What is the number of lines holding the word "président"? Give that number alone.

━━━━━━━━━━━━━━━━

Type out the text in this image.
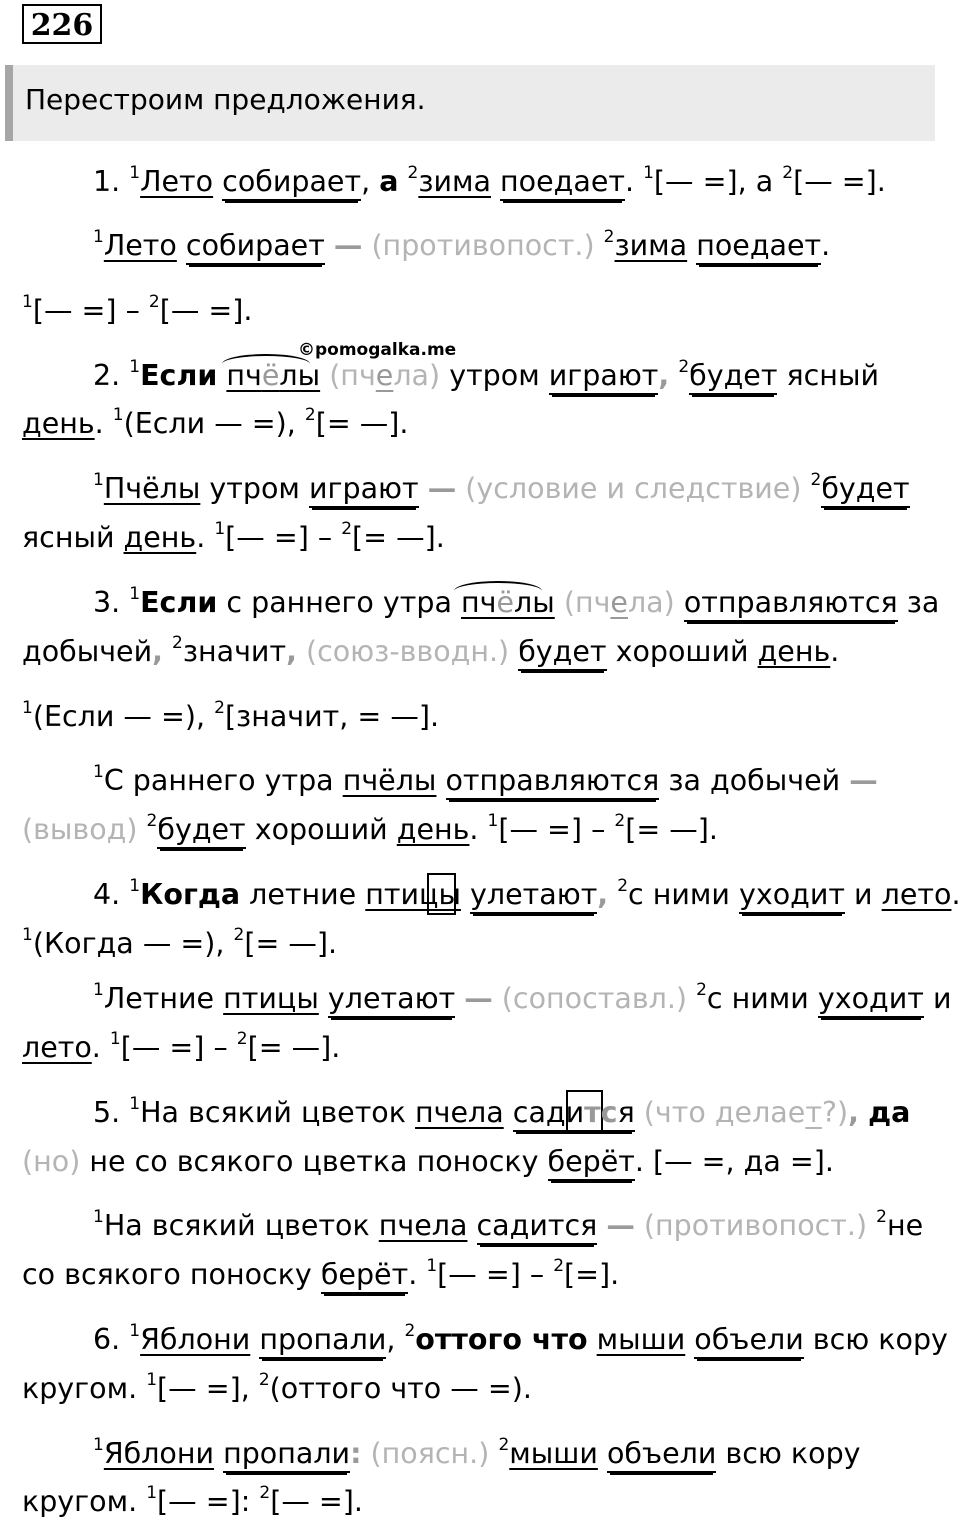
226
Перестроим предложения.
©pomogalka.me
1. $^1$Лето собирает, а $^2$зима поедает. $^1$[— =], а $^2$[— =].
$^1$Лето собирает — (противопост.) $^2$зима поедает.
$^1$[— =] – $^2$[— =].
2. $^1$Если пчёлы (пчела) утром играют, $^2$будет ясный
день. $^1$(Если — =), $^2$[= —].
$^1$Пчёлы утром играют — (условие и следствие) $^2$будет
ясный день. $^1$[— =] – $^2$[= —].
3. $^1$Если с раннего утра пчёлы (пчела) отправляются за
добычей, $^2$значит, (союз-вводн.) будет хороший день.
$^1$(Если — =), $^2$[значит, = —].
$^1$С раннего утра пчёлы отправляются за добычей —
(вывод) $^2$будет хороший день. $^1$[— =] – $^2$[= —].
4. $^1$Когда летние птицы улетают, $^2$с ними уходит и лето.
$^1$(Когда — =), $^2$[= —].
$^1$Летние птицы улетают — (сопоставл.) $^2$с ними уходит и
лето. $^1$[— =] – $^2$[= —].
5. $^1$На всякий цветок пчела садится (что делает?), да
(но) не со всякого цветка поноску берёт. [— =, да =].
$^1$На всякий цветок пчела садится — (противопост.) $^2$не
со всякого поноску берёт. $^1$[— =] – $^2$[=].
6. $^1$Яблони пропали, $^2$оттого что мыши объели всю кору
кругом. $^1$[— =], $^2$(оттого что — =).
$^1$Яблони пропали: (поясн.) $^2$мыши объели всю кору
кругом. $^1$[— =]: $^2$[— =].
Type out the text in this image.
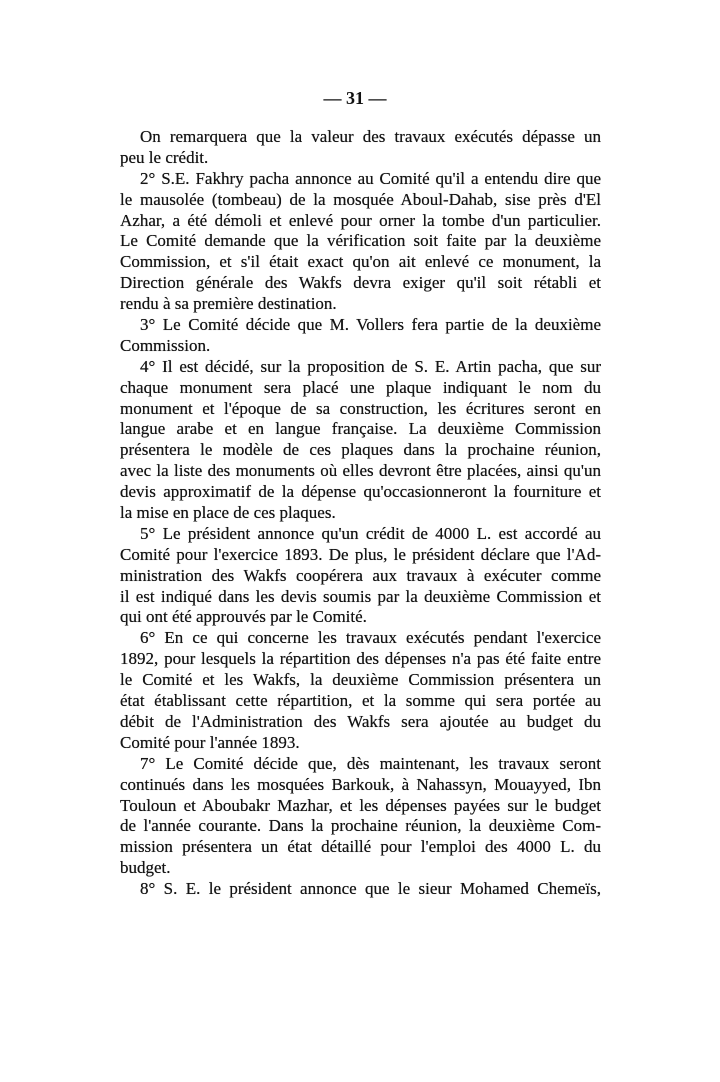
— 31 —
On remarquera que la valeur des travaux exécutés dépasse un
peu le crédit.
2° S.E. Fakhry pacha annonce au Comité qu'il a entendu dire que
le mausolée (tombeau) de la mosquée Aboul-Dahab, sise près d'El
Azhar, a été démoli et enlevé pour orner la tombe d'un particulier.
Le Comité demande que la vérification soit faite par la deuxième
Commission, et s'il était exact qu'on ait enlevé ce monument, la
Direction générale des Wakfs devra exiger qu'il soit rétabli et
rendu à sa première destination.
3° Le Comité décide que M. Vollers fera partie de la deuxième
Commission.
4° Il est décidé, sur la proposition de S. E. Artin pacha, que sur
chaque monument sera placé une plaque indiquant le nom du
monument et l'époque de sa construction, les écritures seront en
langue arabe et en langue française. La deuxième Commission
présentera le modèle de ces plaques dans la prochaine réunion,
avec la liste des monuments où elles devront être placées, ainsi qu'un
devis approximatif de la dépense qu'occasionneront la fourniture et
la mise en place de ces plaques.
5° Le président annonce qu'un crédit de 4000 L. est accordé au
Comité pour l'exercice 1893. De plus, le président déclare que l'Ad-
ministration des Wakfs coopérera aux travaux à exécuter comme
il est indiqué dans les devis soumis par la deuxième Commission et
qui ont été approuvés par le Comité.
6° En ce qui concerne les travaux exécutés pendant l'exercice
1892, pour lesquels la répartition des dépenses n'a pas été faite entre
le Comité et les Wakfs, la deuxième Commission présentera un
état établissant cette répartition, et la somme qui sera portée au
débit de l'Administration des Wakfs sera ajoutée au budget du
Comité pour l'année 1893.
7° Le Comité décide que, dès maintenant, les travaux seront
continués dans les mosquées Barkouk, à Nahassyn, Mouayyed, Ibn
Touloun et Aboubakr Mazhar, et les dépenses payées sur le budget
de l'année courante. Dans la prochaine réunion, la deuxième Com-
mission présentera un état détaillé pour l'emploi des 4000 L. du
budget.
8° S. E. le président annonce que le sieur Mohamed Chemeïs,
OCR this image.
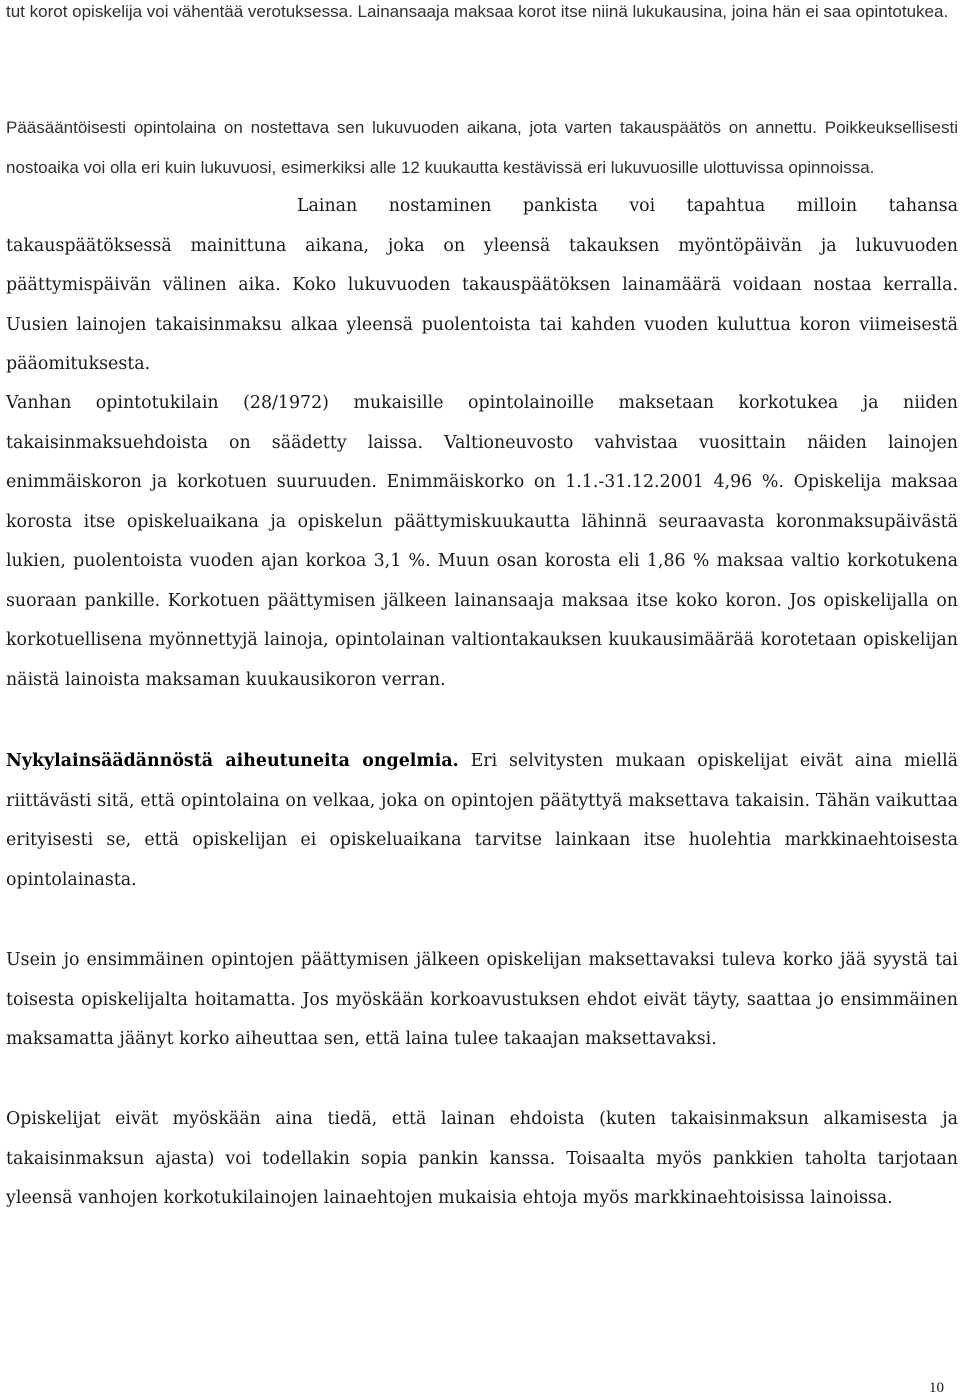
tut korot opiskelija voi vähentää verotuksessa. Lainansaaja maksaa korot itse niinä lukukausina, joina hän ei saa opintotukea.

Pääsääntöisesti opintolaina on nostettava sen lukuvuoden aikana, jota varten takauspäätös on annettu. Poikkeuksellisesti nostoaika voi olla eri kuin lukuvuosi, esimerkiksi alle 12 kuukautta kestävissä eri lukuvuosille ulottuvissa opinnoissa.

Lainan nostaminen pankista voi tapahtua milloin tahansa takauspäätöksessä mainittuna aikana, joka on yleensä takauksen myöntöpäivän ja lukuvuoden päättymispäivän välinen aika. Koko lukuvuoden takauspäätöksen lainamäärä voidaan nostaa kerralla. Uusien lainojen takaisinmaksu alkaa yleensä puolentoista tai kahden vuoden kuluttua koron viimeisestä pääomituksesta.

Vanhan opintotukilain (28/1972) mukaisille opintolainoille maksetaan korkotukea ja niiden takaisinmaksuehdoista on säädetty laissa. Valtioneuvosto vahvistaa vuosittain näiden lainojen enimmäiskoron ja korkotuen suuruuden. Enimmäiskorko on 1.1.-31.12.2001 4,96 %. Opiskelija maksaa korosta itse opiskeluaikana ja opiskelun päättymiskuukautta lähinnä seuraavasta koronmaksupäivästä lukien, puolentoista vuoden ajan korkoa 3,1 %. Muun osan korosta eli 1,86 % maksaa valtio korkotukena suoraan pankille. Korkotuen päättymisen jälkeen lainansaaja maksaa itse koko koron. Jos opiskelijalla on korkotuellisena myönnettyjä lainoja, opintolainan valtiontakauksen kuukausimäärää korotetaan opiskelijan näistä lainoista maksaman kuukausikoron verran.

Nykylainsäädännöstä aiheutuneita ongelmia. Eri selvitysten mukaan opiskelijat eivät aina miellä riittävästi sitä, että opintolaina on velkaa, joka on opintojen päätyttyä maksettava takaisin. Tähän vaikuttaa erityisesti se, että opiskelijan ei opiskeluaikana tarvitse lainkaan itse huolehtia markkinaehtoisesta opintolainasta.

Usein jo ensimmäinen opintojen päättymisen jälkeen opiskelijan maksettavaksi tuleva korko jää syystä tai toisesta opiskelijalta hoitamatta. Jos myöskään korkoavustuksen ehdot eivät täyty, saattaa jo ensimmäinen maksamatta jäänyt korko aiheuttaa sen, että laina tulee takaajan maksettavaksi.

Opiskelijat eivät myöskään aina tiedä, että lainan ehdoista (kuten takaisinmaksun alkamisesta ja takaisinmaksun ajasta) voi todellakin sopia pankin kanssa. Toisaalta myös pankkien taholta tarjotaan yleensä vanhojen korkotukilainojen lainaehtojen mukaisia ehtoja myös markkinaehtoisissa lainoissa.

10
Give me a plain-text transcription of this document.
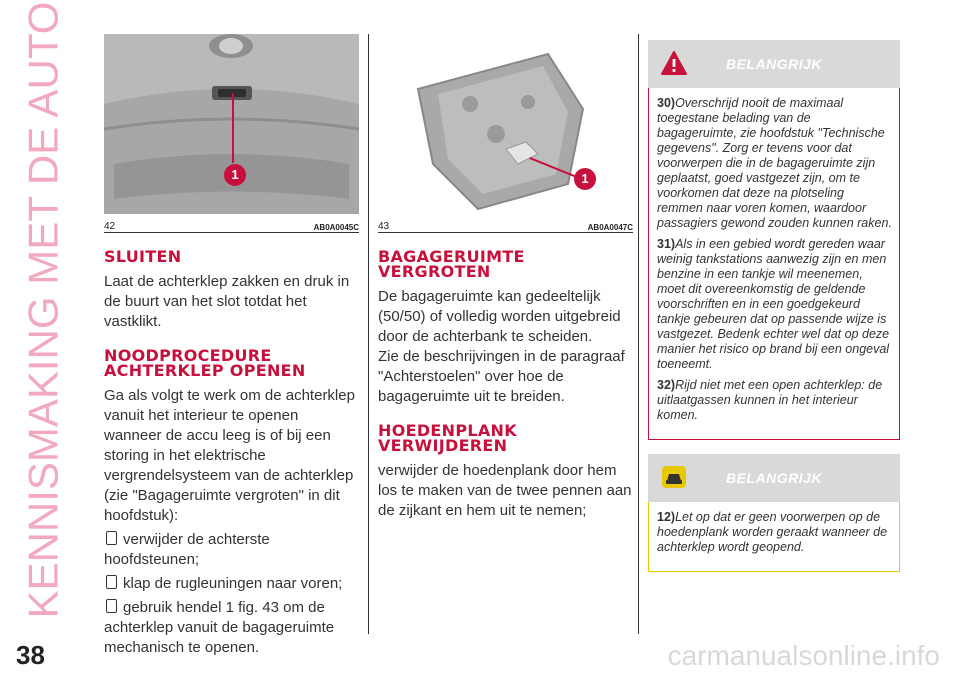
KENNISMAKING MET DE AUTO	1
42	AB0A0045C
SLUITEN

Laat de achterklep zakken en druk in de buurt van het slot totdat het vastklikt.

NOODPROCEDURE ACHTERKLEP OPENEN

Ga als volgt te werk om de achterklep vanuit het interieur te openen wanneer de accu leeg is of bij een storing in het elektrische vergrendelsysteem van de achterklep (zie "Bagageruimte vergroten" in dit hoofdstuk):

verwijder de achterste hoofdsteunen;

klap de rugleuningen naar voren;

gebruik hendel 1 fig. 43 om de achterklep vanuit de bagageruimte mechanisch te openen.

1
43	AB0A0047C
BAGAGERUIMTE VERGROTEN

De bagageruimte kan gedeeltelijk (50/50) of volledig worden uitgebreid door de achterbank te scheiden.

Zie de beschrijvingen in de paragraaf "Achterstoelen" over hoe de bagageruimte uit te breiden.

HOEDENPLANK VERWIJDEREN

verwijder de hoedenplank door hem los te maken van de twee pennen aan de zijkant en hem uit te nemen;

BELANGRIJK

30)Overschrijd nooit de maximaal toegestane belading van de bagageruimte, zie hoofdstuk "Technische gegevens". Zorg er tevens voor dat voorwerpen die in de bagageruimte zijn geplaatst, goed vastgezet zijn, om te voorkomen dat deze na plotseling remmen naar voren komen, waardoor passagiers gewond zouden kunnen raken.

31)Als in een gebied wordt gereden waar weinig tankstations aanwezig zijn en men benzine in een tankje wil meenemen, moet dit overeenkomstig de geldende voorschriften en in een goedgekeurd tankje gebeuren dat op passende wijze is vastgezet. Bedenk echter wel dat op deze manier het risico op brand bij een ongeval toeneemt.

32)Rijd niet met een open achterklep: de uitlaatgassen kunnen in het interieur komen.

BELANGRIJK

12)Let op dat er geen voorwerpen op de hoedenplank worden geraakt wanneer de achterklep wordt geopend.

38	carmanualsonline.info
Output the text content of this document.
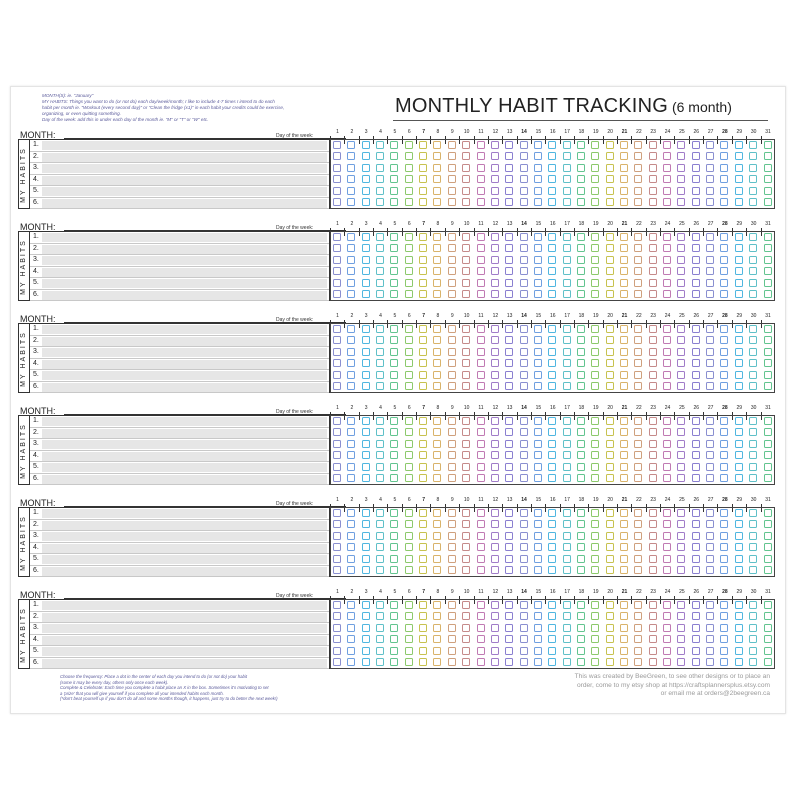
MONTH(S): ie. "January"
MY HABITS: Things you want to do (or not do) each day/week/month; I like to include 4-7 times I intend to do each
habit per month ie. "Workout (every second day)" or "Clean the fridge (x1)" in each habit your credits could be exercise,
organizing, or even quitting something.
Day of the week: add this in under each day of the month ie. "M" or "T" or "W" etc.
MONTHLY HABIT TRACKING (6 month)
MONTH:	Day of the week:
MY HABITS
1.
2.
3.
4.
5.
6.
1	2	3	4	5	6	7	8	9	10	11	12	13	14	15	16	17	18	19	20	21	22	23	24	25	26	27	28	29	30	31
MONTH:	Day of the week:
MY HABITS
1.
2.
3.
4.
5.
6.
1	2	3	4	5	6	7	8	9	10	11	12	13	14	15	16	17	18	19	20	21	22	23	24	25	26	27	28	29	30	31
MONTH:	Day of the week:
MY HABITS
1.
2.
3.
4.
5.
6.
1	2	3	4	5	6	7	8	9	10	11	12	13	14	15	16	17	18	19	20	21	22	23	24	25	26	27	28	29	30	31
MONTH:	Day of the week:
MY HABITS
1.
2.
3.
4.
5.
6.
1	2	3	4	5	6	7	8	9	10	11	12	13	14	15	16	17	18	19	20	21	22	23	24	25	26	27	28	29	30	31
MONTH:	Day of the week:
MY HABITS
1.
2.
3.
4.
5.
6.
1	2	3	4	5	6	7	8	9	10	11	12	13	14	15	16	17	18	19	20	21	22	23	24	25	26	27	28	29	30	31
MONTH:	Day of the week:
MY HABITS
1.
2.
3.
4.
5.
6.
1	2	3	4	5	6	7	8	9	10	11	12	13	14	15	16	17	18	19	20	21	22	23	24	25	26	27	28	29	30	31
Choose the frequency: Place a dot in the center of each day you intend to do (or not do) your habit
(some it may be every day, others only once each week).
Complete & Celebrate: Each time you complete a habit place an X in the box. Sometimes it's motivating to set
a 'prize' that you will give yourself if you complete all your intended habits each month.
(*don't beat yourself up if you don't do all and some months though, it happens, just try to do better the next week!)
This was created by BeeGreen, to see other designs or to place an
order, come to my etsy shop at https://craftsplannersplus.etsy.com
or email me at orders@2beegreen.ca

━━━━━━━━━━━━━━━━

**Answer for the task**
3